Collected data entries
━━━━━━━━━━
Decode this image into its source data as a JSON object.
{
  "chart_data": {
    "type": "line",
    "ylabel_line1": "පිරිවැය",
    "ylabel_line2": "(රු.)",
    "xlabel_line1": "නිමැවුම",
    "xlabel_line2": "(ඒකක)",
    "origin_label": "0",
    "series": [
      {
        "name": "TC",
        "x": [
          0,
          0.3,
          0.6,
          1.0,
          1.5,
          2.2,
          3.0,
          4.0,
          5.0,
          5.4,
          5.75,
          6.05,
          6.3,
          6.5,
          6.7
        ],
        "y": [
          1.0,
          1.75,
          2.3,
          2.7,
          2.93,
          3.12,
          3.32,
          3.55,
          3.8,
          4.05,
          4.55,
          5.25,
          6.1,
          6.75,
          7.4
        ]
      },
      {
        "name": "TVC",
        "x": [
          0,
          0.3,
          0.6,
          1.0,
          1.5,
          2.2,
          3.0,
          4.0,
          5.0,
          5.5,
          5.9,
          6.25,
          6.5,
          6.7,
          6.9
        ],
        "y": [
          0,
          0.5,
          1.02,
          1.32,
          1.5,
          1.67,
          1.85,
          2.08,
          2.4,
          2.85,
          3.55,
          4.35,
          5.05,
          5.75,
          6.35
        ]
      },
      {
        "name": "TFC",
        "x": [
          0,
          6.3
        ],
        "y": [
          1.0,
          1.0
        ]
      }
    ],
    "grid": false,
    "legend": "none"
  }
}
━━━━━━━━━━
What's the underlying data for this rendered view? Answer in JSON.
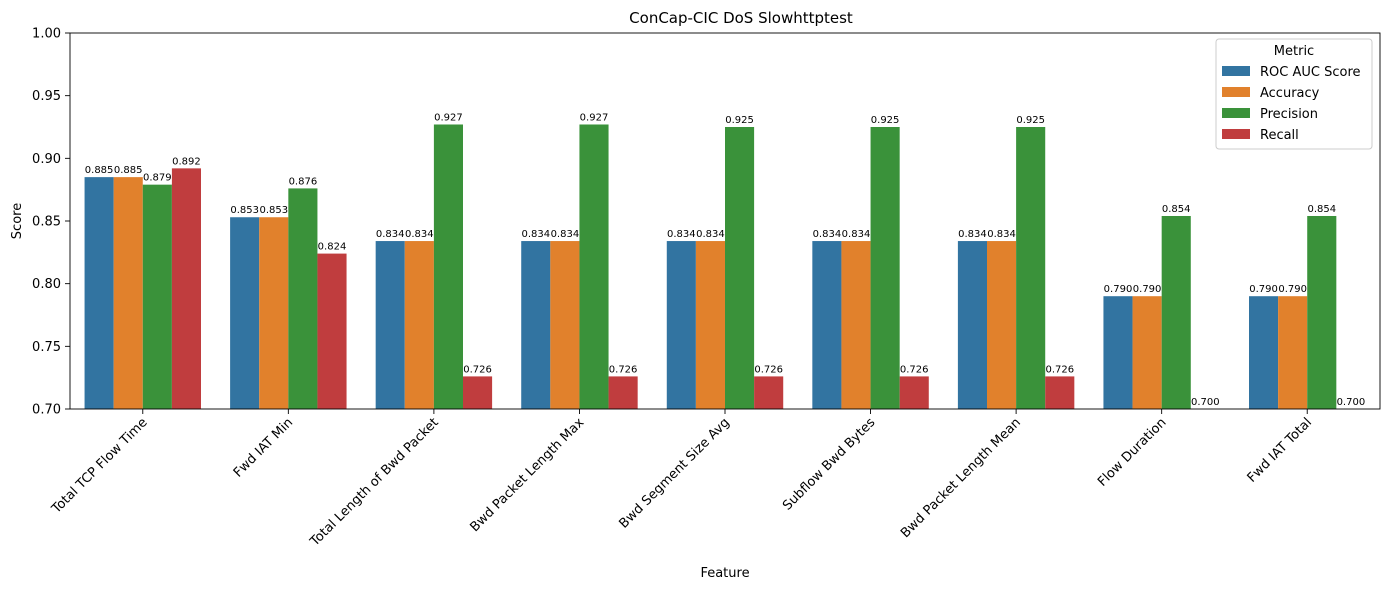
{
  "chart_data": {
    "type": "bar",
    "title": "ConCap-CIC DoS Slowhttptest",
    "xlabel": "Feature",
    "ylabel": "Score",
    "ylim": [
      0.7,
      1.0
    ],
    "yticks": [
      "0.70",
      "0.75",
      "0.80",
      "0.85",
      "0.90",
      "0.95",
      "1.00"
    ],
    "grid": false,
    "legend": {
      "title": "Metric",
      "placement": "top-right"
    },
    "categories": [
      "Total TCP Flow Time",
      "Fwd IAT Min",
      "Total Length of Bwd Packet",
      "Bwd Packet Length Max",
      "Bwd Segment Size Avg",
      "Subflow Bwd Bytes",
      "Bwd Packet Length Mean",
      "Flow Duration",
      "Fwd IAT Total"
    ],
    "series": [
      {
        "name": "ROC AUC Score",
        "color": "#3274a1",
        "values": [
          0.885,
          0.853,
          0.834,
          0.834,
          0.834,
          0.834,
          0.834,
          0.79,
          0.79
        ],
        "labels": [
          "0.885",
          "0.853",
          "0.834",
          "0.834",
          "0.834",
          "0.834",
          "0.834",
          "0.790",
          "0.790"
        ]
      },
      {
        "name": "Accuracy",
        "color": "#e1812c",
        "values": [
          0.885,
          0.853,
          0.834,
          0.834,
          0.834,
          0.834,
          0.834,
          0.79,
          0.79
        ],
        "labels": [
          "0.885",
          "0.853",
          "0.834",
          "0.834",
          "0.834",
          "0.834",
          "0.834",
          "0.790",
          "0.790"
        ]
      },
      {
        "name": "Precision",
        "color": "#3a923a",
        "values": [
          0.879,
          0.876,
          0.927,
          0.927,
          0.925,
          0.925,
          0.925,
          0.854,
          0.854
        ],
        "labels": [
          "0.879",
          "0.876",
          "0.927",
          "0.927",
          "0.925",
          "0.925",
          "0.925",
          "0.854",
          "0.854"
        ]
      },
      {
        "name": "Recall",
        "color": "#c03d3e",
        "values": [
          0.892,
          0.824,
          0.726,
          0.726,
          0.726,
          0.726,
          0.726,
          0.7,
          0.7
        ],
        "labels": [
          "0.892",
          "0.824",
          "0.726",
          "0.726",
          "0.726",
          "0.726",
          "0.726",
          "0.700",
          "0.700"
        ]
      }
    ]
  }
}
━━━━━━━━━━
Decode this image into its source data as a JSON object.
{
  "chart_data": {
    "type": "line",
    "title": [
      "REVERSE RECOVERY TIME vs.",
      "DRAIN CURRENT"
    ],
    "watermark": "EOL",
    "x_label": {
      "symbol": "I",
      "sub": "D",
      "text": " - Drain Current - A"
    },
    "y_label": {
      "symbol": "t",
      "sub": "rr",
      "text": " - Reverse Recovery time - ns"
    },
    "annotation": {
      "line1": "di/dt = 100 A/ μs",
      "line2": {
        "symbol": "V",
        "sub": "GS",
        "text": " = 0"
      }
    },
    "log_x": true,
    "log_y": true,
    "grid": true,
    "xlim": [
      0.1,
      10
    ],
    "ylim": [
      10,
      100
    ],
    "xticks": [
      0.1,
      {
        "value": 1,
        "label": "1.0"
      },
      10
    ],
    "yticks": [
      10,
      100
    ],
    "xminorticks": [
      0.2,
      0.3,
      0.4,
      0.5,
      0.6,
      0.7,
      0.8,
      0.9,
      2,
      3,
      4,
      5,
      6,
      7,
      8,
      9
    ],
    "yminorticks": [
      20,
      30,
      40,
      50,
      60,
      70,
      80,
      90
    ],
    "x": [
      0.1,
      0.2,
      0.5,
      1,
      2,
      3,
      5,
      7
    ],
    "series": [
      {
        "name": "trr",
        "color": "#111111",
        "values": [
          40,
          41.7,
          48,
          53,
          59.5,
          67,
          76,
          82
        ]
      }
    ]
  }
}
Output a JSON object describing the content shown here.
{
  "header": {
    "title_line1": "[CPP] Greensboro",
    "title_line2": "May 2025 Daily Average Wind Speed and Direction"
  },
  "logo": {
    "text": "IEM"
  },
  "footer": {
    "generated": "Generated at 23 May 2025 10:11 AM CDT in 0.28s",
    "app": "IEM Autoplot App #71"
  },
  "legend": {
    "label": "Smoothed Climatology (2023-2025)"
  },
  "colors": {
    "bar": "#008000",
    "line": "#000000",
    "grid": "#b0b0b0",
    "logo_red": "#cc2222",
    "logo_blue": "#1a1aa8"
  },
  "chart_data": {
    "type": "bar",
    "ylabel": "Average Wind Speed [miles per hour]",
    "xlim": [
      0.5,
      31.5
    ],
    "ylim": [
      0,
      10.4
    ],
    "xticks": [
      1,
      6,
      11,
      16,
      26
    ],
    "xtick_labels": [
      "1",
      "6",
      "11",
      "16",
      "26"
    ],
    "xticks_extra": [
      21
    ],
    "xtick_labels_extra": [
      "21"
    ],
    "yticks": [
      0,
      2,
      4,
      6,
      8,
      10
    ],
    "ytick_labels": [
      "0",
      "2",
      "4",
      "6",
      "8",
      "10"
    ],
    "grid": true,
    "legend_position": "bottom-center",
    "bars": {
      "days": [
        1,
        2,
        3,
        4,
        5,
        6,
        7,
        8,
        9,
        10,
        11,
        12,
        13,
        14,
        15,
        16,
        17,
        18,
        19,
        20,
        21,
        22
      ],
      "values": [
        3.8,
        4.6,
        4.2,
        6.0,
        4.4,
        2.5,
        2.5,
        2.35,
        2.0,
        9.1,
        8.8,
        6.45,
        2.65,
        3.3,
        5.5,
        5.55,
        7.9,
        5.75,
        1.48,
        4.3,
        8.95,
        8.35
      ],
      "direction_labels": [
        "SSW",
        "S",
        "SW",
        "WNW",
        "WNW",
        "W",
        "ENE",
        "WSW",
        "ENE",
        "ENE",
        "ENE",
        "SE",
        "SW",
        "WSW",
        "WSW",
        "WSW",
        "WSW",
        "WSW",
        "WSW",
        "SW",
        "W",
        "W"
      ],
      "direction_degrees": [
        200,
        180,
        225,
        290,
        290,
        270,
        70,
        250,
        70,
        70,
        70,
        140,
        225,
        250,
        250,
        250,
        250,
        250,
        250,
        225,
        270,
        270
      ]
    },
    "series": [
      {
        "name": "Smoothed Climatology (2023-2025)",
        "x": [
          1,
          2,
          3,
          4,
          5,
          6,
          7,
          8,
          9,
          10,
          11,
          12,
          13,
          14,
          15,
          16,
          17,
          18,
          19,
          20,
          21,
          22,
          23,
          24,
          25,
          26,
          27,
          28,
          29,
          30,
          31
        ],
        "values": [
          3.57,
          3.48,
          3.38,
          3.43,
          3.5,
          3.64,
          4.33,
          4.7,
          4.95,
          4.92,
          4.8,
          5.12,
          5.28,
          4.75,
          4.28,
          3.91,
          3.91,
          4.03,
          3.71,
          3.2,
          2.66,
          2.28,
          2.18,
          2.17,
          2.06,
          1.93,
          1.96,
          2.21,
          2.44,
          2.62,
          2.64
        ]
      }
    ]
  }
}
━━━━━━━━━━
EXERCISE DIRECTIONS
From the records above, report the count of lines containing "text" and nothing more.

EXPECTED OUTPUT
4